> Your goal
Copy out all the lines in the records that include the word "right".

--- start of Dataset excerpts ---

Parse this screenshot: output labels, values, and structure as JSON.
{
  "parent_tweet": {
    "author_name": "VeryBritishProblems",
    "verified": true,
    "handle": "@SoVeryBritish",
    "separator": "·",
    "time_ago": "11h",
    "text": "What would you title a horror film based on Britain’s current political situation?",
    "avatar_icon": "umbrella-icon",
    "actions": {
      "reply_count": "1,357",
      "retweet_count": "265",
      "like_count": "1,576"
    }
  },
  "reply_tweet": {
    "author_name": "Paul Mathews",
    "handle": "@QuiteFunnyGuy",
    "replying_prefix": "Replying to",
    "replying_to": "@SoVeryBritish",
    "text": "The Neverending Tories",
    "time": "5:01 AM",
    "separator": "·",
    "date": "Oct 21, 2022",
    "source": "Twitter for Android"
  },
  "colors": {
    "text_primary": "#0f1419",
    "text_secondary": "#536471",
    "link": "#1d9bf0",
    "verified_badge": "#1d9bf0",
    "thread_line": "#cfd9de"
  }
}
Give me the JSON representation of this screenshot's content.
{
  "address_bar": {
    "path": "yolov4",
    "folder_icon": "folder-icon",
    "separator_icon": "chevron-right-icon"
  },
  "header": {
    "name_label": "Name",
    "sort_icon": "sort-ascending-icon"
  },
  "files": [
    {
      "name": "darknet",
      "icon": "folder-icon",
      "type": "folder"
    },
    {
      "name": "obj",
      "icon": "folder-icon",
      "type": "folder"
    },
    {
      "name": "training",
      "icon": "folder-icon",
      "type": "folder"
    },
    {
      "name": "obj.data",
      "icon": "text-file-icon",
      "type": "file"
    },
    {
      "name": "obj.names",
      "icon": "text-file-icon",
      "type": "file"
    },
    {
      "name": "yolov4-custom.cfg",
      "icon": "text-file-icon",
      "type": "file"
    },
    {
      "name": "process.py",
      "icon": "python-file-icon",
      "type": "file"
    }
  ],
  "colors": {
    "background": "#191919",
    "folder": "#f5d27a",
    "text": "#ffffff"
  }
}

--- end of Dataset excerpts ---
--- start of Dataset excerpts ---

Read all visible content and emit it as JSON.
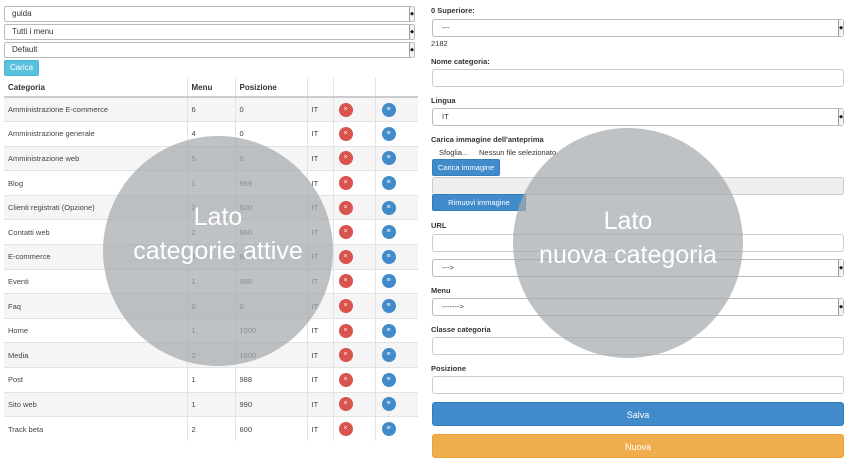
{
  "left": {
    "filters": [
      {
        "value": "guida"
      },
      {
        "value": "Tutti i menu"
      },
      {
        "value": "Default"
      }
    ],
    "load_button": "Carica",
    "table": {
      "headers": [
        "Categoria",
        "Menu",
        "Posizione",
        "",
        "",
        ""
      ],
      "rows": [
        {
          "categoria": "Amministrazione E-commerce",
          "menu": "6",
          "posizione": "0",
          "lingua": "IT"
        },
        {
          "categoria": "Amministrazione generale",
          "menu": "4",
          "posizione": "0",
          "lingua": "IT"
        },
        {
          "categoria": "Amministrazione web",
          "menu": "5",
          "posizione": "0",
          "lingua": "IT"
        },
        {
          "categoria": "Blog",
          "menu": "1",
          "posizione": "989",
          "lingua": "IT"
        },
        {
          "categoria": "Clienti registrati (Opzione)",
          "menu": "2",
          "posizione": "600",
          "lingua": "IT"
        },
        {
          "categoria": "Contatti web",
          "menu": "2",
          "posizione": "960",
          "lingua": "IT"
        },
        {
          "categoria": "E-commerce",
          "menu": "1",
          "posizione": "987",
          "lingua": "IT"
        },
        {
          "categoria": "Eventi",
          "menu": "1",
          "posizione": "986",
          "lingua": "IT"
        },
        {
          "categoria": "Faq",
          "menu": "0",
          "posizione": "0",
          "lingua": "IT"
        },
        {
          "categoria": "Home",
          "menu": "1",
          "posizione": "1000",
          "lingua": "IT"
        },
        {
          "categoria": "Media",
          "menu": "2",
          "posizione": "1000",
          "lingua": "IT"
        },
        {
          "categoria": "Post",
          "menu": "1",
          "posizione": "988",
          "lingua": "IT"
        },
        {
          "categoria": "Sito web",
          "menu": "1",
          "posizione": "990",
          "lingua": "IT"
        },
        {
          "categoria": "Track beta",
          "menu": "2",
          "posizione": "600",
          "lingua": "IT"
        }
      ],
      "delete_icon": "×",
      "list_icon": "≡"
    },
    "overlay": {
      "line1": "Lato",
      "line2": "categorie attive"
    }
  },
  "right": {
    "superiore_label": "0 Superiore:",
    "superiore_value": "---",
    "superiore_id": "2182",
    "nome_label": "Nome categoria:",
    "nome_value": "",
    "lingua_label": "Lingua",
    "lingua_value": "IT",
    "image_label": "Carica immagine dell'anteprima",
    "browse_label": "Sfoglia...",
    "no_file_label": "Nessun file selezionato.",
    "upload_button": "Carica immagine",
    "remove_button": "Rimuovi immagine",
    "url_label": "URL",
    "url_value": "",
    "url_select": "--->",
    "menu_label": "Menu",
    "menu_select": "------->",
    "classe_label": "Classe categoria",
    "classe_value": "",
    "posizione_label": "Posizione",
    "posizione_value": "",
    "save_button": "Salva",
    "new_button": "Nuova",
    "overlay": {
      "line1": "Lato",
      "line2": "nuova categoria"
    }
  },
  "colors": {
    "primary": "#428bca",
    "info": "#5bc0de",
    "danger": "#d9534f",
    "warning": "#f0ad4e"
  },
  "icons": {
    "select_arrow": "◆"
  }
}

--- end of Dataset excerpts ---

> Expected output
    "separator_icon": "chevron-right-icon"
  "right": {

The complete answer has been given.